◆ Your goal
Reproduce the records that follow in full, excluding any picture they contain.

## Begin Exercise input

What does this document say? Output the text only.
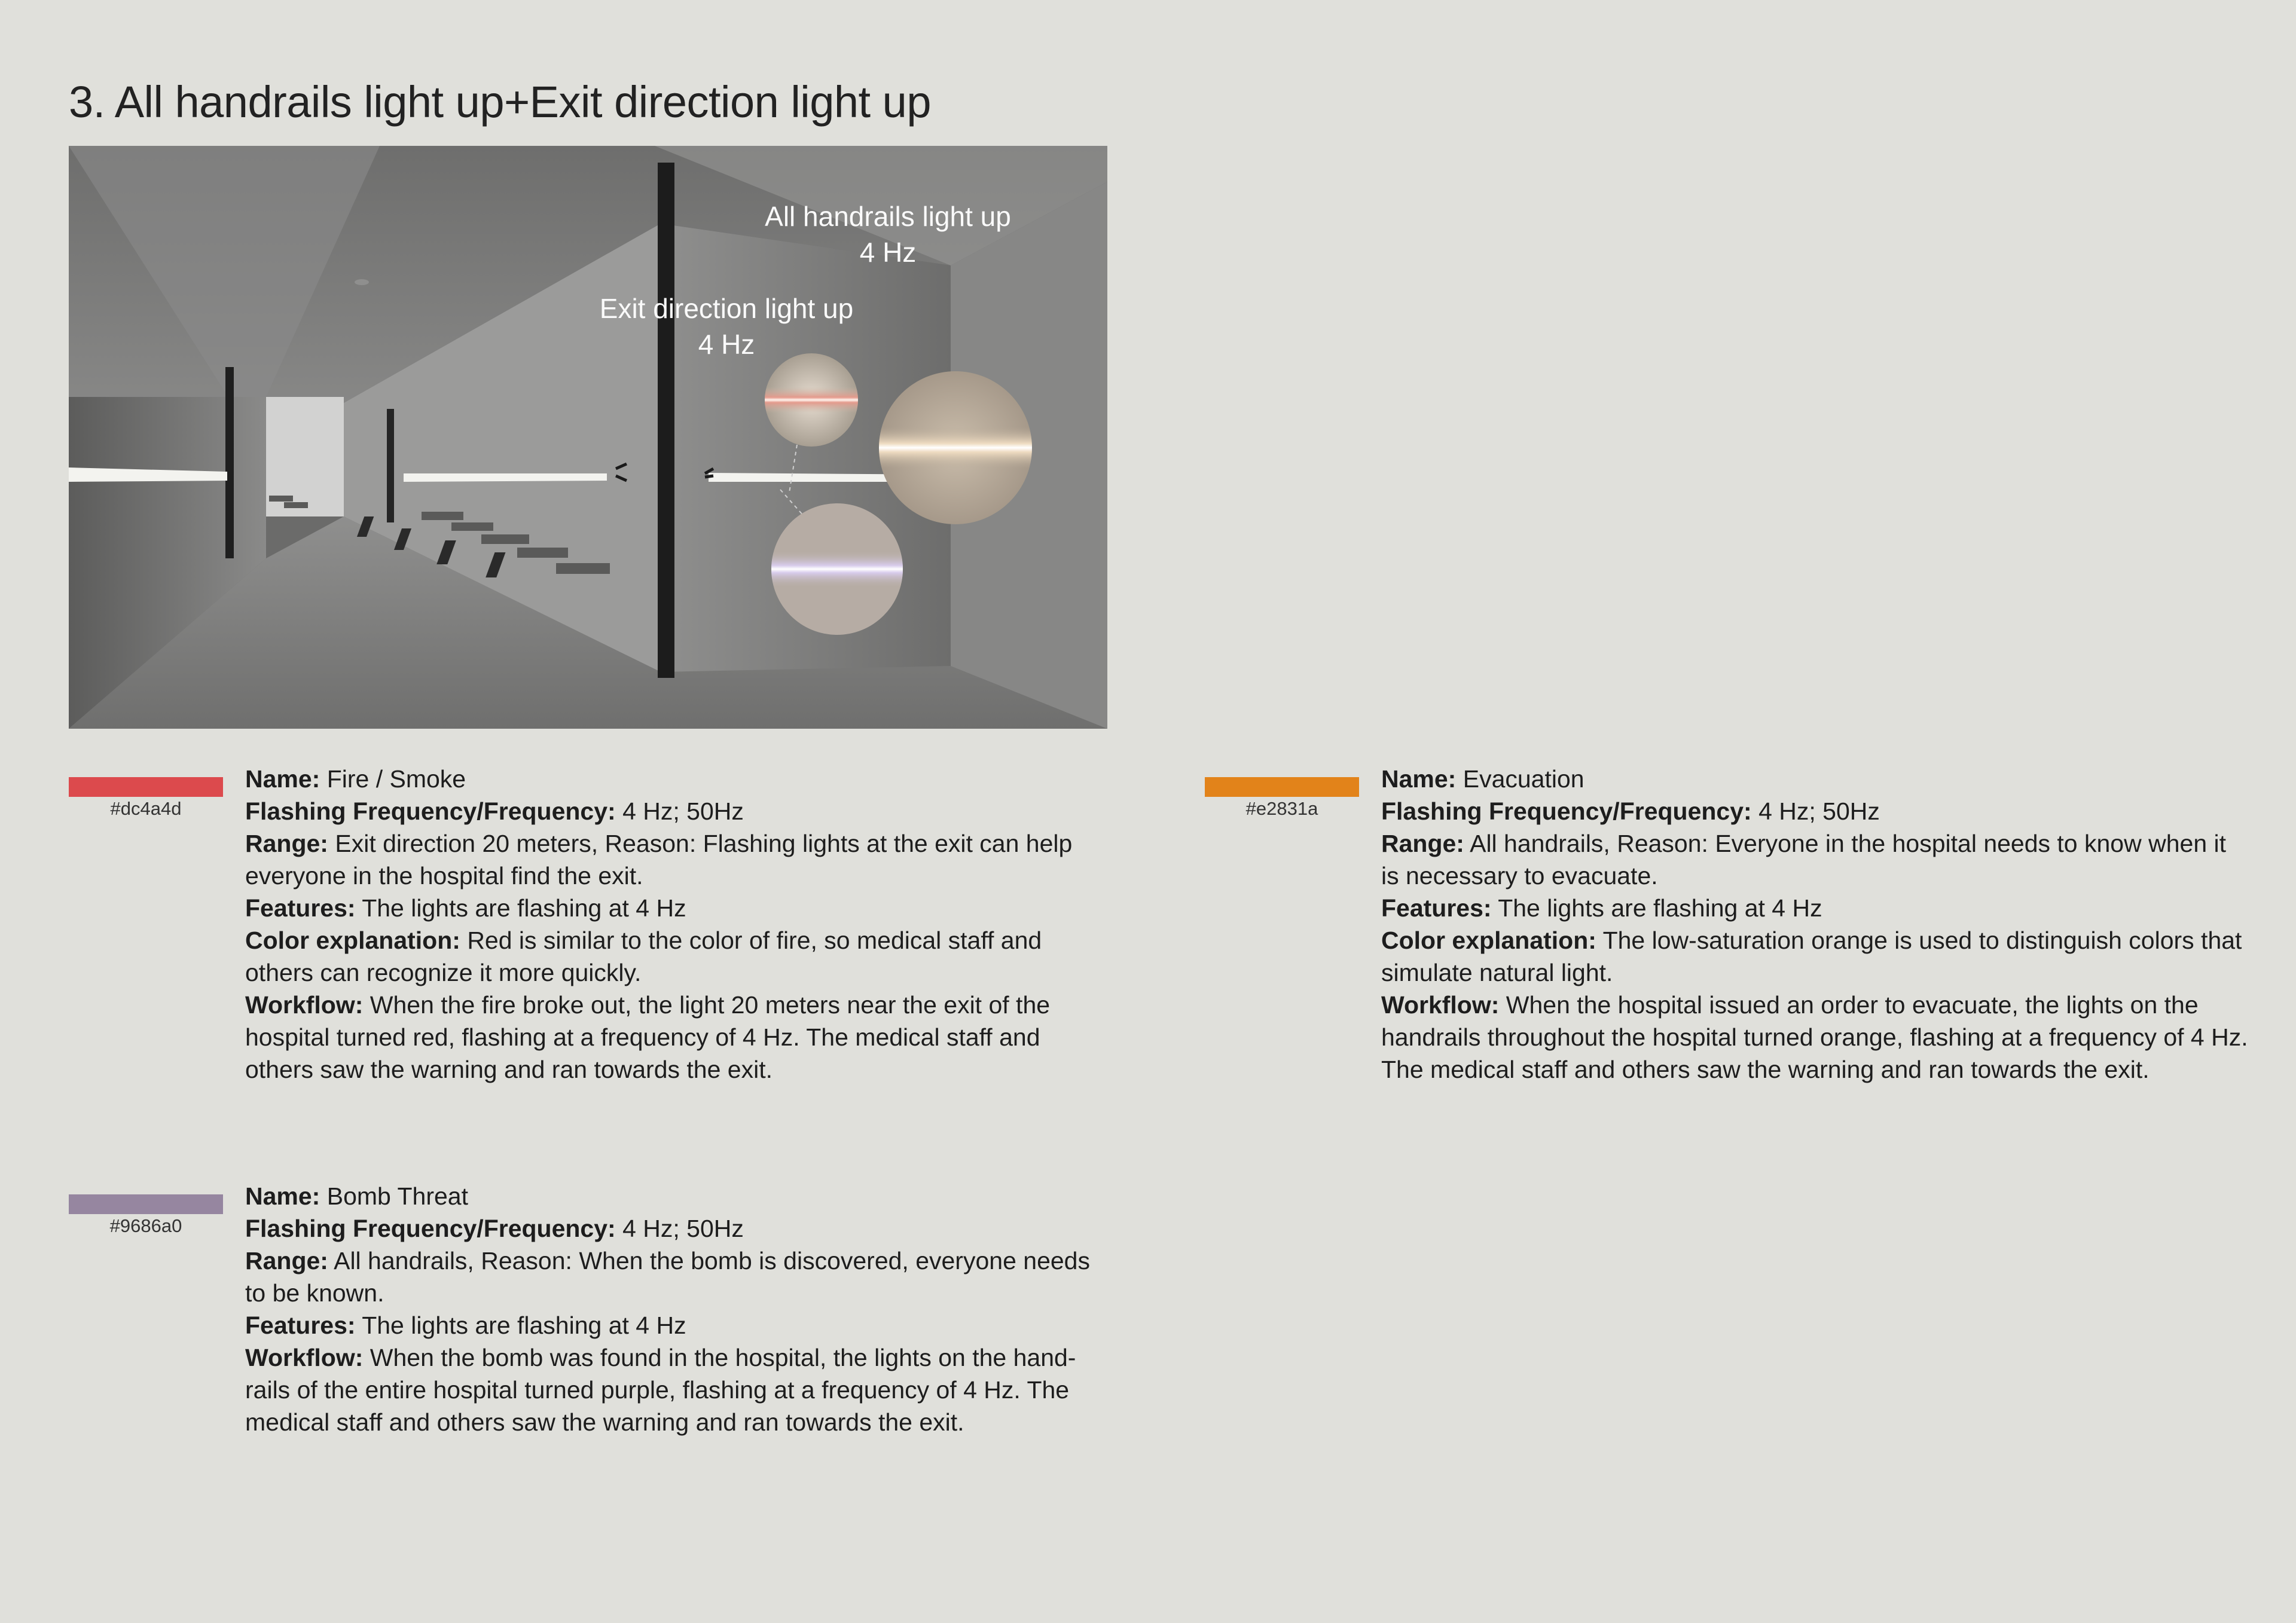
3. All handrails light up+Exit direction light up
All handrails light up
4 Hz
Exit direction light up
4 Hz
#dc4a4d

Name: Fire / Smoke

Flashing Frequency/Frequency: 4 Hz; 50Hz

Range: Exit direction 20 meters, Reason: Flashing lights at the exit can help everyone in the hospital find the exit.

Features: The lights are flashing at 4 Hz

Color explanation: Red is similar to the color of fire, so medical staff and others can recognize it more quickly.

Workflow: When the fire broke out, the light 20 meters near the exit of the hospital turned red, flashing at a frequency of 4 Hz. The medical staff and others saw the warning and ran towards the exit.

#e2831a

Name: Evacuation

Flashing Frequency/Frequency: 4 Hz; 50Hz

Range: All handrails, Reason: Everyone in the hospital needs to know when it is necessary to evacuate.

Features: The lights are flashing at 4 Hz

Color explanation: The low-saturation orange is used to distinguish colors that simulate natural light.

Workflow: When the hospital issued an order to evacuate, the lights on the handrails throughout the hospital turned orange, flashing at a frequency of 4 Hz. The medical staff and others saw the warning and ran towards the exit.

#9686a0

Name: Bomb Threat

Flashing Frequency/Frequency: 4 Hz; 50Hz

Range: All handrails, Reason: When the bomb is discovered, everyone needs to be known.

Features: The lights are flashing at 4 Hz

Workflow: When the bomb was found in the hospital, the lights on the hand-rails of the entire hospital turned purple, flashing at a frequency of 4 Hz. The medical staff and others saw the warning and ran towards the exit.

## End Exercise input

◆ Worked solution
What does this document say? Output the text only.
3. All handrails light up+Exit direction light up
All handrails light up
4 Hz
Exit direction light up
4 Hz
#dc4a4d

Name: Fire / Smoke

Flashing Frequency/Frequency: 4 Hz; 50Hz

Range: Exit direction 20 meters, Reason: Flashing lights at the exit can help everyone in the hospital find the exit.

Features: The lights are flashing at 4 Hz

Color explanation: Red is similar to the color of fire, so medical staff and others can recognize it more quickly.

Workflow: When the fire broke out, the light 20 meters near the exit of the hospital turned red, flashing at a frequency of 4 Hz. The medical staff and others saw the warning and ran towards the exit.

#e2831a

Name: Evacuation

Flashing Frequency/Frequency: 4 Hz; 50Hz

Range: All handrails, Reason: Everyone in the hospital needs to know when it is necessary to evacuate.

Features: The lights are flashing at 4 Hz

Color explanation: The low-saturation orange is used to distinguish colors that simulate natural light.

Workflow: When the hospital issued an order to evacuate, the lights on the handrails throughout the hospital turned orange, flashing at a frequency of 4 Hz. The medical staff and others saw the warning and ran towards the exit.

#9686a0

Name: Bomb Threat

Flashing Frequency/Frequency: 4 Hz; 50Hz

Range: All handrails, Reason: When the bomb is discovered, everyone needs to be known.

Features: The lights are flashing at 4 Hz

Workflow: When the bomb was found in the hospital, the lights on the hand-rails of the entire hospital turned purple, flashing at a frequency of 4 Hz. The medical staff and others saw the warning and ran towards the exit.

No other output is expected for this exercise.